Supplied material:
┄┄┄┄┄┄┄┄┄┄
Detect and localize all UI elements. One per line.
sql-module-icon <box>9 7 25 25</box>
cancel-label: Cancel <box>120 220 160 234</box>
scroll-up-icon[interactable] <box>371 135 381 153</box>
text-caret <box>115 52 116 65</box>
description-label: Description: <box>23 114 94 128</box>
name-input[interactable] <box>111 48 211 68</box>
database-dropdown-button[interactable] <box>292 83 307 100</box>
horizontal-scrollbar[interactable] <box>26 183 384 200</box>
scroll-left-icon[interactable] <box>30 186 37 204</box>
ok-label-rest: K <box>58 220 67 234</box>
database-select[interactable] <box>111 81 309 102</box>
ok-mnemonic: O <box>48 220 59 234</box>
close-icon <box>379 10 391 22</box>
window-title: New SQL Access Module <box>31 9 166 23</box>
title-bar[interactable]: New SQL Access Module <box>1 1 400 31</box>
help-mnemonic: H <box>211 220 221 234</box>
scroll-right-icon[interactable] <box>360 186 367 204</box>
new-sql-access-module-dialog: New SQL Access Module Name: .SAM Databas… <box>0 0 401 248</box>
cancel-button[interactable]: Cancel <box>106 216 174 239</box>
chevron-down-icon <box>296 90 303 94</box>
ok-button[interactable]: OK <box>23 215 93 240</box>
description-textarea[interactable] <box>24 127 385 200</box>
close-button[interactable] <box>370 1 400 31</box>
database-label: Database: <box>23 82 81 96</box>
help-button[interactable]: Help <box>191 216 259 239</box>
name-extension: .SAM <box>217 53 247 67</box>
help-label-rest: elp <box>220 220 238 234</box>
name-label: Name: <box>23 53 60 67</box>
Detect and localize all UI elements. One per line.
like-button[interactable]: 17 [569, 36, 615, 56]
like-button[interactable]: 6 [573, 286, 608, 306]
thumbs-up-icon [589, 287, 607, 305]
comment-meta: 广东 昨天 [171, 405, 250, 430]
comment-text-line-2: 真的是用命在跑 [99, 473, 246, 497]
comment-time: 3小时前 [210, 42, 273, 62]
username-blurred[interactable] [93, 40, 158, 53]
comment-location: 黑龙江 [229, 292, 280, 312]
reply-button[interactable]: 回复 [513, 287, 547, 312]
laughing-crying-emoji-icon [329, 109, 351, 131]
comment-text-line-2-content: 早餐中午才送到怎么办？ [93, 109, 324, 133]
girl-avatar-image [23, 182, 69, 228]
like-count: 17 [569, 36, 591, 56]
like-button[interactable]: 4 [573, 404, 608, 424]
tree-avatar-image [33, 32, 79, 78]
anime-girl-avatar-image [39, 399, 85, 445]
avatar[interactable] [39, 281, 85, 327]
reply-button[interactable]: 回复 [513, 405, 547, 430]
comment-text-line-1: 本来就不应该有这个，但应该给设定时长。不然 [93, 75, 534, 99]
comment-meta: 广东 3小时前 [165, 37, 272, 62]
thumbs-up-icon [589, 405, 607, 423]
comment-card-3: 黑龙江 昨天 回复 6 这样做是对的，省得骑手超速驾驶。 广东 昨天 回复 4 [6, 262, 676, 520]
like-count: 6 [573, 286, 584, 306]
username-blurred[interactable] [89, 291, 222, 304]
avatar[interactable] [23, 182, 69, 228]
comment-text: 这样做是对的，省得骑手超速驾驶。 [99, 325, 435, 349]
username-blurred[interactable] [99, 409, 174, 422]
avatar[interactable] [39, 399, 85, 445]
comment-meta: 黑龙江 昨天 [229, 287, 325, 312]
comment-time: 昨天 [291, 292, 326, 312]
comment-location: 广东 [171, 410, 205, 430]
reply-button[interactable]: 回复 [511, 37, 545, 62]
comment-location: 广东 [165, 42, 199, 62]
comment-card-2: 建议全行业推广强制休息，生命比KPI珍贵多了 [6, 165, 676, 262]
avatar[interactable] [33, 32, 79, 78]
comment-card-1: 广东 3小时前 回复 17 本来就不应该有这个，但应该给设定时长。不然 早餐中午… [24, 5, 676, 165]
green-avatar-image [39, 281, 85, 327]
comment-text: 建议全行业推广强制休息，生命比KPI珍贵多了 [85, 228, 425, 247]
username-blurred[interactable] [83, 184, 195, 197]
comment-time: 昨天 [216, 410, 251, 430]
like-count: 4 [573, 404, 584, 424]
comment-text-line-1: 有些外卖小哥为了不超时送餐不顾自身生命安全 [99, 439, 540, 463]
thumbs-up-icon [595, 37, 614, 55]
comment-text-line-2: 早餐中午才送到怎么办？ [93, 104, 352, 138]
┄┄┄┄┄┄┄┄┄┄
Short task: Please switch every "reply-button" in the listing above to "respond-button" and write out the whole listing again with nothing else altered.

Answer for this exercise:
Detect and localize all UI elements. One per line.
sql-module-icon <box>9 7 25 25</box>
cancel-label: Cancel <box>120 220 160 234</box>
scroll-up-icon[interactable] <box>371 135 381 153</box>
text-caret <box>115 52 116 65</box>
description-label: Description: <box>23 114 94 128</box>
name-input[interactable] <box>111 48 211 68</box>
database-dropdown-button[interactable] <box>292 83 307 100</box>
horizontal-scrollbar[interactable] <box>26 183 384 200</box>
scroll-left-icon[interactable] <box>30 186 37 204</box>
ok-label-rest: K <box>58 220 67 234</box>
database-select[interactable] <box>111 81 309 102</box>
ok-mnemonic: O <box>48 220 59 234</box>
close-icon <box>379 10 391 22</box>
window-title: New SQL Access Module <box>31 9 166 23</box>
title-bar[interactable]: New SQL Access Module <box>1 1 400 31</box>
help-mnemonic: H <box>211 220 221 234</box>
scroll-right-icon[interactable] <box>360 186 367 204</box>
new-sql-access-module-dialog: New SQL Access Module Name: .SAM Databas… <box>0 0 401 248</box>
cancel-button[interactable]: Cancel <box>106 216 174 239</box>
chevron-down-icon <box>296 90 303 94</box>
ok-button[interactable]: OK <box>23 215 93 240</box>
description-textarea[interactable] <box>24 127 385 200</box>
close-button[interactable] <box>370 1 400 31</box>
database-label: Database: <box>23 82 81 96</box>
help-button[interactable]: Help <box>191 216 259 239</box>
name-extension: .SAM <box>217 53 247 67</box>
help-label-rest: elp <box>220 220 238 234</box>
name-label: Name: <box>23 53 60 67</box>
Detect and localize all UI elements. One per line.
like-button[interactable]: 17 [569, 36, 615, 56]
like-button[interactable]: 6 [573, 286, 608, 306]
thumbs-up-icon [589, 287, 607, 305]
comment-meta: 广东 昨天 [171, 405, 250, 430]
comment-text-line-2: 真的是用命在跑 [99, 473, 246, 497]
comment-time: 3小时前 [210, 42, 273, 62]
username-blurred[interactable] [93, 40, 158, 53]
comment-location: 黑龙江 [229, 292, 280, 312]
respond-button[interactable]: 回复 [513, 287, 547, 312]
laughing-crying-emoji-icon [329, 109, 351, 131]
comment-text-line-2-content: 早餐中午才送到怎么办？ [93, 109, 324, 133]
girl-avatar-image [23, 182, 69, 228]
like-count: 17 [569, 36, 591, 56]
like-button[interactable]: 4 [573, 404, 608, 424]
tree-avatar-image [33, 32, 79, 78]
anime-girl-avatar-image [39, 399, 85, 445]
avatar[interactable] [39, 281, 85, 327]
respond-button[interactable]: 回复 [513, 405, 547, 430]
comment-text-line-1: 本来就不应该有这个，但应该给设定时长。不然 [93, 75, 534, 99]
comment-meta: 广东 3小时前 [165, 37, 272, 62]
thumbs-up-icon [589, 405, 607, 423]
comment-card-3: 黑龙江 昨天 回复 6 这样做是对的，省得骑手超速驾驶。 广东 昨天 回复 4 [6, 262, 676, 520]
like-count: 6 [573, 286, 584, 306]
username-blurred[interactable] [89, 291, 222, 304]
avatar[interactable] [23, 182, 69, 228]
comment-text: 这样做是对的，省得骑手超速驾驶。 [99, 325, 435, 349]
username-blurred[interactable] [99, 409, 174, 422]
avatar[interactable] [39, 399, 85, 445]
comment-meta: 黑龙江 昨天 [229, 287, 325, 312]
comment-time: 昨天 [291, 292, 326, 312]
comment-location: 广东 [171, 410, 205, 430]
respond-button[interactable]: 回复 [511, 37, 545, 62]
comment-location: 广东 [165, 42, 199, 62]
comment-card-2: 建议全行业推广强制休息，生命比KPI珍贵多了 [6, 165, 676, 262]
avatar[interactable] [33, 32, 79, 78]
comment-card-1: 广东 3小时前 回复 17 本来就不应该有这个，但应该给设定时长。不然 早餐中午… [24, 5, 676, 165]
green-avatar-image [39, 281, 85, 327]
comment-text: 建议全行业推广强制休息，生命比KPI珍贵多了 [85, 228, 425, 247]
username-blurred[interactable] [83, 184, 195, 197]
comment-time: 昨天 [216, 410, 251, 430]
like-count: 4 [573, 404, 584, 424]
comment-text-line-1: 有些外卖小哥为了不超时送餐不顾自身生命安全 [99, 439, 540, 463]
thumbs-up-icon [595, 37, 614, 55]
comment-text-line-2: 早餐中午才送到怎么办？ [93, 104, 352, 138]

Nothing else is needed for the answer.